Begin AVAILABLE DATA

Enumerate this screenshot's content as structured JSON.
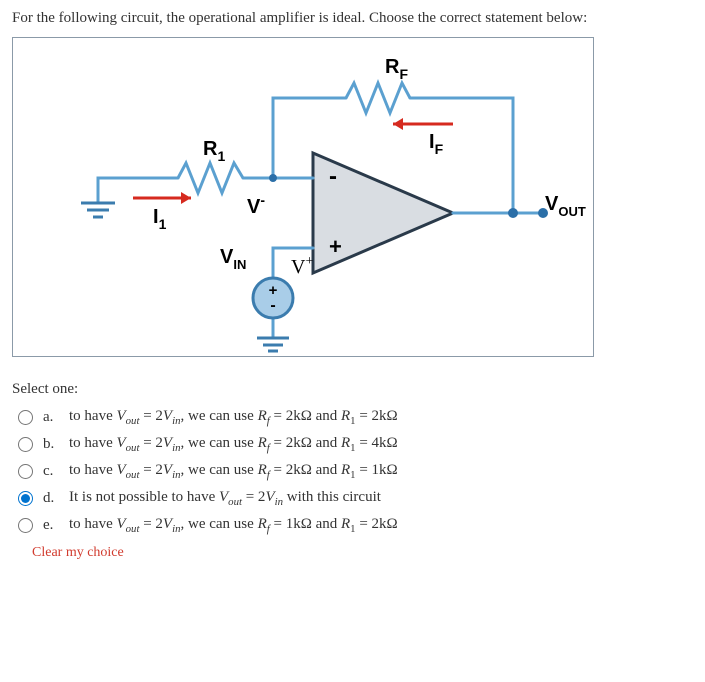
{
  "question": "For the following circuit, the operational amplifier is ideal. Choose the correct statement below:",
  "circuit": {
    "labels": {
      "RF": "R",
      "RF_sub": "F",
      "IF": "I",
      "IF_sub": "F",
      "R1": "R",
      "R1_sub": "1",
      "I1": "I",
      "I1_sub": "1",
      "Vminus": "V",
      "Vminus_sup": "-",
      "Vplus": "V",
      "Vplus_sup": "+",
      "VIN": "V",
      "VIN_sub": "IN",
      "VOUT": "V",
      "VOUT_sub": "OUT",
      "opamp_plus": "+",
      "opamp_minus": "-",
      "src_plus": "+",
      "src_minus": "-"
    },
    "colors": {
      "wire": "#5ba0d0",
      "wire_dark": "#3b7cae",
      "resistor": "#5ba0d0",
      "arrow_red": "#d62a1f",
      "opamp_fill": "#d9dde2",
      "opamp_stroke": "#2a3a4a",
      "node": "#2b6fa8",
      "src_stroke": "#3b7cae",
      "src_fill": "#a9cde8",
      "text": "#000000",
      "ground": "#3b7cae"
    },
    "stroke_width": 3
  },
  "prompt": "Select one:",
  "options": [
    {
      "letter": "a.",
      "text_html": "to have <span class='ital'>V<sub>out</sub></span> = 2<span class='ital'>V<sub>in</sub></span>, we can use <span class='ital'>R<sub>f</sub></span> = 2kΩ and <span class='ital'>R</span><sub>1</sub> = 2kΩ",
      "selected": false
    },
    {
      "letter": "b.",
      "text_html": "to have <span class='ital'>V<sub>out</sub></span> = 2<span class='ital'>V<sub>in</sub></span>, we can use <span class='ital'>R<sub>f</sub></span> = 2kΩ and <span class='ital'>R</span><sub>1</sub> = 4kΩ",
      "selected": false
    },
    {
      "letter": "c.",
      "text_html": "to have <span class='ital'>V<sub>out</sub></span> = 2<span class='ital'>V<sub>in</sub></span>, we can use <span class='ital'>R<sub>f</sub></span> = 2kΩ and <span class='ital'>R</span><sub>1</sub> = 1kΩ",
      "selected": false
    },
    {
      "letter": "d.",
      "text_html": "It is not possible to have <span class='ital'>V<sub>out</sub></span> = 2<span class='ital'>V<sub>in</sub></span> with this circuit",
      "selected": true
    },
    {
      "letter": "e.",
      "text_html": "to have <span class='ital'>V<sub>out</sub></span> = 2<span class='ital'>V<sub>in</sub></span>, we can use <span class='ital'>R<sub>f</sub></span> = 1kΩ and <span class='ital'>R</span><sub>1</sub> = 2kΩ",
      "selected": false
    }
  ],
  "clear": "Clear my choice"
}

End AVAILABLE DATA

▶ REQUEST:
With the pictures left out, transcribe the material exactly.

▶ THE OUTPUT:
Enumerate this screenshot's content as structured JSON.
{
  "question": "For the following circuit, the operational amplifier is ideal. Choose the correct statement below:",
  "circuit": {
    "labels": {
      "RF": "R",
      "RF_sub": "F",
      "IF": "I",
      "IF_sub": "F",
      "R1": "R",
      "R1_sub": "1",
      "I1": "I",
      "I1_sub": "1",
      "Vminus": "V",
      "Vminus_sup": "-",
      "Vplus": "V",
      "Vplus_sup": "+",
      "VIN": "V",
      "VIN_sub": "IN",
      "VOUT": "V",
      "VOUT_sub": "OUT",
      "opamp_plus": "+",
      "opamp_minus": "-",
      "src_plus": "+",
      "src_minus": "-"
    },
    "colors": {
      "wire": "#5ba0d0",
      "wire_dark": "#3b7cae",
      "resistor": "#5ba0d0",
      "arrow_red": "#d62a1f",
      "opamp_fill": "#d9dde2",
      "opamp_stroke": "#2a3a4a",
      "node": "#2b6fa8",
      "src_stroke": "#3b7cae",
      "src_fill": "#a9cde8",
      "text": "#000000",
      "ground": "#3b7cae"
    },
    "stroke_width": 3
  },
  "prompt": "Select one:",
  "options": [
    {
      "letter": "a.",
      "text_html": "to have <span class='ital'>V<sub>out</sub></span> = 2<span class='ital'>V<sub>in</sub></span>, we can use <span class='ital'>R<sub>f</sub></span> = 2kΩ and <span class='ital'>R</span><sub>1</sub> = 2kΩ",
      "selected": false
    },
    {
      "letter": "b.",
      "text_html": "to have <span class='ital'>V<sub>out</sub></span> = 2<span class='ital'>V<sub>in</sub></span>, we can use <span class='ital'>R<sub>f</sub></span> = 2kΩ and <span class='ital'>R</span><sub>1</sub> = 4kΩ",
      "selected": false
    },
    {
      "letter": "c.",
      "text_html": "to have <span class='ital'>V<sub>out</sub></span> = 2<span class='ital'>V<sub>in</sub></span>, we can use <span class='ital'>R<sub>f</sub></span> = 2kΩ and <span class='ital'>R</span><sub>1</sub> = 1kΩ",
      "selected": false
    },
    {
      "letter": "d.",
      "text_html": "It is not possible to have <span class='ital'>V<sub>out</sub></span> = 2<span class='ital'>V<sub>in</sub></span> with this circuit",
      "selected": true
    },
    {
      "letter": "e.",
      "text_html": "to have <span class='ital'>V<sub>out</sub></span> = 2<span class='ital'>V<sub>in</sub></span>, we can use <span class='ital'>R<sub>f</sub></span> = 1kΩ and <span class='ital'>R</span><sub>1</sub> = 2kΩ",
      "selected": false
    }
  ],
  "clear": "Clear my choice"
}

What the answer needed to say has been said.